_GIVEN REQUEST_. Identify the lines containing the word "falar". Copy each one.

_LISTED ENTRIES_.
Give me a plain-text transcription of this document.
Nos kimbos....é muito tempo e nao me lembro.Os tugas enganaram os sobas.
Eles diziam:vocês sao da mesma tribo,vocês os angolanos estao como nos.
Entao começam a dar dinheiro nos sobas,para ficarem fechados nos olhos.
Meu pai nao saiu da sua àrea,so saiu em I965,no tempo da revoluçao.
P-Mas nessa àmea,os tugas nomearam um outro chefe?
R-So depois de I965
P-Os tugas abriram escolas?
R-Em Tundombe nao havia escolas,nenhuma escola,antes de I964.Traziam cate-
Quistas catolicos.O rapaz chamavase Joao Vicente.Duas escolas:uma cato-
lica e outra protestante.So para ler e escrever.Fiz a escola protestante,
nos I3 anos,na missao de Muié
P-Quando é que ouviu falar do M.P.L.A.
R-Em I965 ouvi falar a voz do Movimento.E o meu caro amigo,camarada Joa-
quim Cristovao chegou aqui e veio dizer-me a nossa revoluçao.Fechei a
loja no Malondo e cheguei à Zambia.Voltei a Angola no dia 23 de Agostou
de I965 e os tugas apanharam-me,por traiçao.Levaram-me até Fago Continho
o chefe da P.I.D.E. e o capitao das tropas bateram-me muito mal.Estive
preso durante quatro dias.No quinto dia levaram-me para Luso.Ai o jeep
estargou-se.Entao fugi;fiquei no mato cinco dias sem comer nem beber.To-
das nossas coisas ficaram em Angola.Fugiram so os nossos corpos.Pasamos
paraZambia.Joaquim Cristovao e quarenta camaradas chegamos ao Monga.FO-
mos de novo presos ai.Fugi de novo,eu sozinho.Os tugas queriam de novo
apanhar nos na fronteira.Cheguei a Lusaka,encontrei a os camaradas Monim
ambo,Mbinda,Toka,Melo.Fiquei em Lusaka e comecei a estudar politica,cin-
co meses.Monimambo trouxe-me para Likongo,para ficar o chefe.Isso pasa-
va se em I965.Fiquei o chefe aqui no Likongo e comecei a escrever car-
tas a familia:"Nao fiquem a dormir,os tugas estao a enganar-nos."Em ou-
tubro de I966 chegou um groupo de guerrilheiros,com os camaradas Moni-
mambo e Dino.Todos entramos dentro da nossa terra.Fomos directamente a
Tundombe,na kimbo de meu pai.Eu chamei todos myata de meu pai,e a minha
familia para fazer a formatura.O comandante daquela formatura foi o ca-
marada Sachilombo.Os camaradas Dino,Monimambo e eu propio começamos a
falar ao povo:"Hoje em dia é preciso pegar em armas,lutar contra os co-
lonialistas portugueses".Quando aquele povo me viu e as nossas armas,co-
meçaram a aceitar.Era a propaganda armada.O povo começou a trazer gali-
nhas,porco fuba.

==

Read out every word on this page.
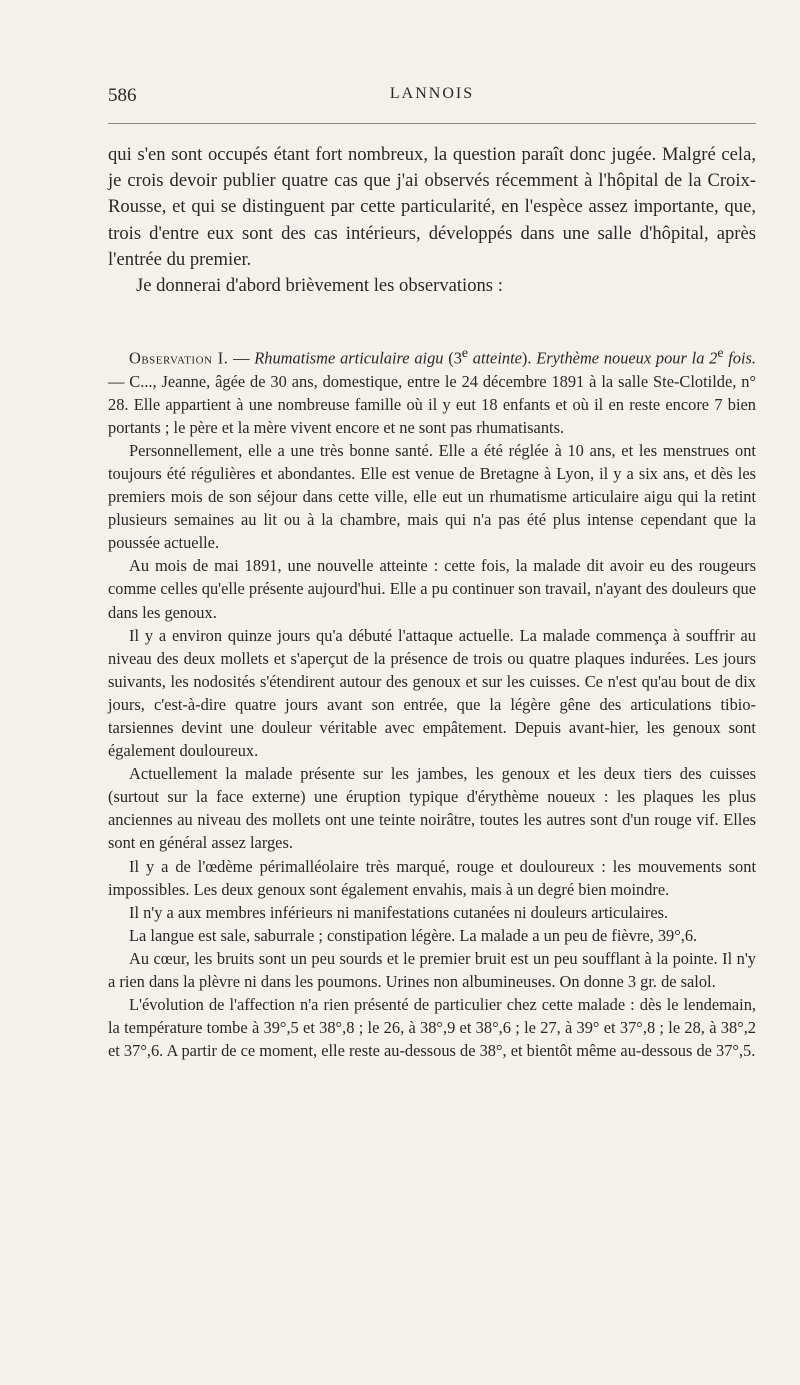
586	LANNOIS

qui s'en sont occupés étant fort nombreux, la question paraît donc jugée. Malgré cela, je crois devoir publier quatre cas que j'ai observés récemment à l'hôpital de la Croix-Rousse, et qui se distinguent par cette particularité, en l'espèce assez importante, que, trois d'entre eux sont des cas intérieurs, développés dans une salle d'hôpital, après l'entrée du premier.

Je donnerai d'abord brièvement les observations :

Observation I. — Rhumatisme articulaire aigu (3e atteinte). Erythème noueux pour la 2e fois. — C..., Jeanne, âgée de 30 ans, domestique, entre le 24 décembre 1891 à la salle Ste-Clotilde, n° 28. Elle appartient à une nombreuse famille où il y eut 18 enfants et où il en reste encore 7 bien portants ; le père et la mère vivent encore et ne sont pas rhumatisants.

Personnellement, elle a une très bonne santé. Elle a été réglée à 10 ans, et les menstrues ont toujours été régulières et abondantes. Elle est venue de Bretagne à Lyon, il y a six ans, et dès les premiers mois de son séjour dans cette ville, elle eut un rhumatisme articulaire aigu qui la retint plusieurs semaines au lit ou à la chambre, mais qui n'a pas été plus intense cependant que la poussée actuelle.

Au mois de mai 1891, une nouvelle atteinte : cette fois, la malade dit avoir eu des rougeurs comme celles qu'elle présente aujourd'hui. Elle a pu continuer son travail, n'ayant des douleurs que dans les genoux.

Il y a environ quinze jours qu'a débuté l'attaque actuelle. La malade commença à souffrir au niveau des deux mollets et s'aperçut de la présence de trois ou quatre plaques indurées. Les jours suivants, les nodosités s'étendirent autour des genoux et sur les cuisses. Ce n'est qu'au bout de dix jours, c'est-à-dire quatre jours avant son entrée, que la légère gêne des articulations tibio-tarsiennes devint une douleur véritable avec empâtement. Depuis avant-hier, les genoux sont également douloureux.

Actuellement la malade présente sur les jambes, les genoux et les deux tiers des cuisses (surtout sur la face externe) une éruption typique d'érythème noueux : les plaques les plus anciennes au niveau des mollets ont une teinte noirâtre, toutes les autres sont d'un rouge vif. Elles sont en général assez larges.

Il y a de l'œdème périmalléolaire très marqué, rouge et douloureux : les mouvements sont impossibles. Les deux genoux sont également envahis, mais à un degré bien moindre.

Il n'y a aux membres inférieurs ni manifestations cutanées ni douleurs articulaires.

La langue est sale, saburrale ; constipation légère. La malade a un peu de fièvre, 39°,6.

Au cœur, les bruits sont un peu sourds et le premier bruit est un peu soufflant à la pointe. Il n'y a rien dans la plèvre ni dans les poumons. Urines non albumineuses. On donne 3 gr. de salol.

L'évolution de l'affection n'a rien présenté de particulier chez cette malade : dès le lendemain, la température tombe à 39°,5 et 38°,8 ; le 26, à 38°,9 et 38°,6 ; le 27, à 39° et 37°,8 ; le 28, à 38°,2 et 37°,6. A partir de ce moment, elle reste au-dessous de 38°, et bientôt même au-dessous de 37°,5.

==

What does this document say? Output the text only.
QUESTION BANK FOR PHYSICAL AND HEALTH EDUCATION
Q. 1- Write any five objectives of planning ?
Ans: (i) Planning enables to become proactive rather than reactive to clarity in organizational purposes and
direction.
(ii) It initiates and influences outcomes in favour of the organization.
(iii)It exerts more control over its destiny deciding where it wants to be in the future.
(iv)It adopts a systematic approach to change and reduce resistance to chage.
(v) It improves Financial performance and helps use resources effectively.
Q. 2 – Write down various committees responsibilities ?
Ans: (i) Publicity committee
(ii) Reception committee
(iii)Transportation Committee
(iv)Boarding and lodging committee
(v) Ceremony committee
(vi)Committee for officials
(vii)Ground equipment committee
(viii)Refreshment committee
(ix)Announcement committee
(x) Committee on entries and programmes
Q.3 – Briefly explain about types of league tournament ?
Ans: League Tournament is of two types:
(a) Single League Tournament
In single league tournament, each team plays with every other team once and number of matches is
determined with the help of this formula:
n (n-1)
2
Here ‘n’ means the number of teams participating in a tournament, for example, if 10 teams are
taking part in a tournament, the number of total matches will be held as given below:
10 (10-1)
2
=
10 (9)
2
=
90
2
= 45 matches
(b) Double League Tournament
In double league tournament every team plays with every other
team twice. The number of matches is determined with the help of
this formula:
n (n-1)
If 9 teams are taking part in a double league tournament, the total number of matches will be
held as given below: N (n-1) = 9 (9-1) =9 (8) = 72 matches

_COMPLETED TASK_.
P-Quando é que ouviu falar do M.P.L.A.
R-Em I965 ouvi falar a voz do Movimento.E o meu caro amigo,camarada Joa-
falar ao povo:"Hoje em dia é preciso pegar em armas,lutar contra os co-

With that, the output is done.